• **What the exercise asks**: Sift the material for lines containing "Makimono", and return them.

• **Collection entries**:

╔══

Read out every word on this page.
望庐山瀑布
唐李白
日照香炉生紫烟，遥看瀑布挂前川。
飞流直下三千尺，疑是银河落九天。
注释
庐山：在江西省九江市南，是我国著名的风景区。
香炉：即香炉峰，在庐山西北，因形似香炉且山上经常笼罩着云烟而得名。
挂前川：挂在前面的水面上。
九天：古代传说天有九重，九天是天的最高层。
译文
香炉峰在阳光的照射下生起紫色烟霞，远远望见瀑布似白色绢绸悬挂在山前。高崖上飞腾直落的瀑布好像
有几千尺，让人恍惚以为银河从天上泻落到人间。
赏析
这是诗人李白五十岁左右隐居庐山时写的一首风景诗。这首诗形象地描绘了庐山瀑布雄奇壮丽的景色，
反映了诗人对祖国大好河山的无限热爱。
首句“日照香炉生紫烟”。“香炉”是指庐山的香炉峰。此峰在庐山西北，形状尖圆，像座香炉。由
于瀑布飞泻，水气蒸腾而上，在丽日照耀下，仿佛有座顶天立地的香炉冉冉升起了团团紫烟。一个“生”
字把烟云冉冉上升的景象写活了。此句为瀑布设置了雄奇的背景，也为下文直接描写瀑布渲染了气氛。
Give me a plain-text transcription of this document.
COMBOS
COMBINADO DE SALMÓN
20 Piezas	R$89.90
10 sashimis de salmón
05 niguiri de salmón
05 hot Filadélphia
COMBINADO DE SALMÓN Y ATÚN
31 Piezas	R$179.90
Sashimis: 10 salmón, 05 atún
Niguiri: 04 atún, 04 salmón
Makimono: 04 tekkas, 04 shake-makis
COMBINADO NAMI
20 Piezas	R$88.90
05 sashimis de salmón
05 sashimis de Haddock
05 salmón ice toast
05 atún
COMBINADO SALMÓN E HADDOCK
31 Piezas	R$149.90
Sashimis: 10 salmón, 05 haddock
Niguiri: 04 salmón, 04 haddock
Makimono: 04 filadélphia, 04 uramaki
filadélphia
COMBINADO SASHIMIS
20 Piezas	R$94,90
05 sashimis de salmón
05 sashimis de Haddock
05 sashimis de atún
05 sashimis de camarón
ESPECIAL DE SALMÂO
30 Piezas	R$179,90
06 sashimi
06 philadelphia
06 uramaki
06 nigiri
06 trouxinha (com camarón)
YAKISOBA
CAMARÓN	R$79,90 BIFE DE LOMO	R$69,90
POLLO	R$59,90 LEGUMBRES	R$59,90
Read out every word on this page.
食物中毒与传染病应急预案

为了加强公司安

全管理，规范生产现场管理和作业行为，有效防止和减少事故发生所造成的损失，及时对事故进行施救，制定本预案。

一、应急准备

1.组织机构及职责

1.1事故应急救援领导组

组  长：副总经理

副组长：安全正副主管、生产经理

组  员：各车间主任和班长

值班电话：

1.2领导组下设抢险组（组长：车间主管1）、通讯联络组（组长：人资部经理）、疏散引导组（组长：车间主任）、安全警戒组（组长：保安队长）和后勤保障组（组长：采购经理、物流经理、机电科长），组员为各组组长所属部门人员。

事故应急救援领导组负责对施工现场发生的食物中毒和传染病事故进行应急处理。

╚══

• **Result of the exercise**:
Makimono: 04 tekkas, 04 shake-makis
Makimono: 04 filadélphia, 04 uramaki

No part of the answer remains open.